### Passage shown:
● ● ● ●

The differences between single and twin pregnancies
Apart from the obvious bump size, there are a few more differences between single and twin pregnancies than you may realise
1. Care throughout your 9 months
A twin pregnancy, even if everything is going smoothly and the babies are doing well and so are you, the pregnancy will automatically be considered high risk. This means you will be offered more antenatal appointments, be under a consultant and generally be prodded and poked a bit more to ensure you and both babies are doing well and it means you are getting almost constant care throughout your 9 months.
2. You may need maternity wear sooner
As your bump is likely to bigger than many single pregnancies and from earlier on, you may find you need to invest in maternity clothes a little sooner than those with single pregnancies.
You’ve not just got one baby taking all your nutrients, but 2! This means double the tiredness so don't be too hard on yourself if you need to take an extra nap in the day.

● ● ● ●

### Record excerpts:

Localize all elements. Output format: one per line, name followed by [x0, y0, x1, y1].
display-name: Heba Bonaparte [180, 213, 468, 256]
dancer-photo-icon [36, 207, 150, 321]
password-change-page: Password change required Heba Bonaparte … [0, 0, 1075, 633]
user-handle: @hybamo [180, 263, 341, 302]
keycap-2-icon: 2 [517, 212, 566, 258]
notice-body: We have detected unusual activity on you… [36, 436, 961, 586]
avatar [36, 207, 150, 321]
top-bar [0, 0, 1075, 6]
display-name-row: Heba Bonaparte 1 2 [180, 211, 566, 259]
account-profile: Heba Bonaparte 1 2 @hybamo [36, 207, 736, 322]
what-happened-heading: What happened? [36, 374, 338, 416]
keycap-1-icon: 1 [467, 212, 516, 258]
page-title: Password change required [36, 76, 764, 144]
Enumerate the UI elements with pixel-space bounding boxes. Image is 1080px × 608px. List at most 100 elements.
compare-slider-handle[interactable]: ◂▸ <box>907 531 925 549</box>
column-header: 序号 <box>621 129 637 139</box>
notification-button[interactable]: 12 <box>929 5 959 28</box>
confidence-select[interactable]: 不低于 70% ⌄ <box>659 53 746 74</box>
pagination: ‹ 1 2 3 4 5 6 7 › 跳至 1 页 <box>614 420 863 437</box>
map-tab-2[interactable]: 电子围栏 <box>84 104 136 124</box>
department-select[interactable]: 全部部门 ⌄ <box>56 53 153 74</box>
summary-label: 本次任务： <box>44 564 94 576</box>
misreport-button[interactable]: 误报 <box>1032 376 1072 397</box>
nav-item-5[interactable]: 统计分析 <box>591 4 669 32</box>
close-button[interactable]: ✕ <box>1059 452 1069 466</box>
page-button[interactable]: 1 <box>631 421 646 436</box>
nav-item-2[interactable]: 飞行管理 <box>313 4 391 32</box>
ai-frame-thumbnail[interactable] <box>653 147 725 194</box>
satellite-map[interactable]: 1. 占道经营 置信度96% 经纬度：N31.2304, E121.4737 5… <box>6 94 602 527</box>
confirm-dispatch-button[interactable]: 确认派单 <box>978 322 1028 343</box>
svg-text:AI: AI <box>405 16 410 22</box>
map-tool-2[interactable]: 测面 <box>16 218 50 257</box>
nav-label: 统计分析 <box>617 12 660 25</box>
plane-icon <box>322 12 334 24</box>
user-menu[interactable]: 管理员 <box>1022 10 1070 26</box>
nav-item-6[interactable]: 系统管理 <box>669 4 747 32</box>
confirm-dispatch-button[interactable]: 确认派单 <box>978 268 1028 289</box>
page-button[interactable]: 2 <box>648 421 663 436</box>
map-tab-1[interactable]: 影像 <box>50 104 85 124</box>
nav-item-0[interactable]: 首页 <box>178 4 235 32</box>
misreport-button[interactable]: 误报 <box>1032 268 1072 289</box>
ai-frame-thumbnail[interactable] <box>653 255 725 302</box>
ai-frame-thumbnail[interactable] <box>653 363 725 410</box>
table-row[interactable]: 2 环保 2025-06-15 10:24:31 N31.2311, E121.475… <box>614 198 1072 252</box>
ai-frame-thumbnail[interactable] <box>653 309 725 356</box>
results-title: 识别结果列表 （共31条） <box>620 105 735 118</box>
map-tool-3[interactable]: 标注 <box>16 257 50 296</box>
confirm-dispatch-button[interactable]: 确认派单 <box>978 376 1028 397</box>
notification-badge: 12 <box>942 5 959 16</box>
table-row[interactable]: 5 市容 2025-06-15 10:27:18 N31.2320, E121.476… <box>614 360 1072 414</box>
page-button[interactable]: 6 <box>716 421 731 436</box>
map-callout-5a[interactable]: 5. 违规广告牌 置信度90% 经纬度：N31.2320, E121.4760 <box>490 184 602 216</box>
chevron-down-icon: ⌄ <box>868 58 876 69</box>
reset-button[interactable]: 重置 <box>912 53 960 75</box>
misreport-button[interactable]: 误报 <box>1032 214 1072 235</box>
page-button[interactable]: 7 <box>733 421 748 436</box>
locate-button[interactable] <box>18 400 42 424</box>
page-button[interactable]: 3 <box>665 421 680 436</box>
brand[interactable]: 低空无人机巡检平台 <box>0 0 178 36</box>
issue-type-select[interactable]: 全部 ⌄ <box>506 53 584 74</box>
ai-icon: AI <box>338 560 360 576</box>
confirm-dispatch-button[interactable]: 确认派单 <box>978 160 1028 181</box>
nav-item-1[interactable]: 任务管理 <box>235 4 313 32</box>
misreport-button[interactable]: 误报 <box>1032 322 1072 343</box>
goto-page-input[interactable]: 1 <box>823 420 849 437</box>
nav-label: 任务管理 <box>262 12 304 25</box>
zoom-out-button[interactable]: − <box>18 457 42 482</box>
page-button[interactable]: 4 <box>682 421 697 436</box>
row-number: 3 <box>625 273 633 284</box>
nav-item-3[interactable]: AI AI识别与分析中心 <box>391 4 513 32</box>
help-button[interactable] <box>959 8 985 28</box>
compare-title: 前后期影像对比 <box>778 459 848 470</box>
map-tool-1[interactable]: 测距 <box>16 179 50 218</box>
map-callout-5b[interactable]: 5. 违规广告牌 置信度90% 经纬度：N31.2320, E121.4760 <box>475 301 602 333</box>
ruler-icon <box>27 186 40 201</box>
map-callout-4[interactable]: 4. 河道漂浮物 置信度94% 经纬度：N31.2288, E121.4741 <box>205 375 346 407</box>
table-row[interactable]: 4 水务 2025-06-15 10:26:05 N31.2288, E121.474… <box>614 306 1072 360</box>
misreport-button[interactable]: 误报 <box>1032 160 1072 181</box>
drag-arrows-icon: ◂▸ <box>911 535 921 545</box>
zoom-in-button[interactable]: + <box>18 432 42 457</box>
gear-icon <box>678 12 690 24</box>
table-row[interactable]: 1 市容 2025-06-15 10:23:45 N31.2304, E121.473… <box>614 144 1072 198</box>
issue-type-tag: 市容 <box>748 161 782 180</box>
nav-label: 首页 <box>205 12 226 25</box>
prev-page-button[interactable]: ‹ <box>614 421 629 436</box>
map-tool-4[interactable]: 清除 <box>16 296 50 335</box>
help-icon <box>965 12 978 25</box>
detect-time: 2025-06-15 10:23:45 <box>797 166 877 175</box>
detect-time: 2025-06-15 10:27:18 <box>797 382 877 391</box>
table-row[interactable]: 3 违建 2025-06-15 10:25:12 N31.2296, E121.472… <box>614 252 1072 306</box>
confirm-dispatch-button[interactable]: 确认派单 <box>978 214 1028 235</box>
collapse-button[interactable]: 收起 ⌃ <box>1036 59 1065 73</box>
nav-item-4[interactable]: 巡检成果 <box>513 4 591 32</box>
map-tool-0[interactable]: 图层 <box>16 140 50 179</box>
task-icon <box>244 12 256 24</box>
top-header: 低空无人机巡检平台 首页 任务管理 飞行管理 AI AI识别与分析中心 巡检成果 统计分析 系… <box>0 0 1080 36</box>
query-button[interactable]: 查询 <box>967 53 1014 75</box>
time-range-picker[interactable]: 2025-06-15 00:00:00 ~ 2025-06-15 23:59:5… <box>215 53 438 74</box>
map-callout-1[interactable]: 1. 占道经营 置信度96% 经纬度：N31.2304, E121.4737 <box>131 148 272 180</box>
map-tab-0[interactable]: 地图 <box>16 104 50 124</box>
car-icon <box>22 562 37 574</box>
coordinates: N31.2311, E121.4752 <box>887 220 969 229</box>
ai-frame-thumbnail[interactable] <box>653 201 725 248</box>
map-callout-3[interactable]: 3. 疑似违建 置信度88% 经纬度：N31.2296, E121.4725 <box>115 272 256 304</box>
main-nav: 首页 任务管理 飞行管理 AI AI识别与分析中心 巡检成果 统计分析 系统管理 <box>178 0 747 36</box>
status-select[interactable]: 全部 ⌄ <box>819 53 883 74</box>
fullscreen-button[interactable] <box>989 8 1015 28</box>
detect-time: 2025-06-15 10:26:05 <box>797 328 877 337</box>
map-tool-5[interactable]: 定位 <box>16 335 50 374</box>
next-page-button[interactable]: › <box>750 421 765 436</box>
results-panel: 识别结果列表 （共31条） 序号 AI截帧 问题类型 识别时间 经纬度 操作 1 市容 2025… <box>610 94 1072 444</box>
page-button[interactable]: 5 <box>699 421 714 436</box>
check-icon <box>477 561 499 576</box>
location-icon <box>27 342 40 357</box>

● ● ● ●

### Task item:
Continue the article on differences between single and twin pregnancies from its last sentence.

### Answer box:
4. Heavier bump
Not only is your bump bigger, but it will be heavier too so it could be worth investing in a maternity band to take that pressure off a little. Earlier in the pregnancy before your bump is big, ask your midwife about seeing a physiotherapist. NICE guidance recommends that women pregnant with more than one baby should have access to an enhanced team for support which should include a women’s health physiotherapist.
5. The sonographer will become your new best friend
As you have more monitoring than single pregnancies, this also means you will have the excitement of more ultrasounds which is more opportunities so see your little angel on this screen!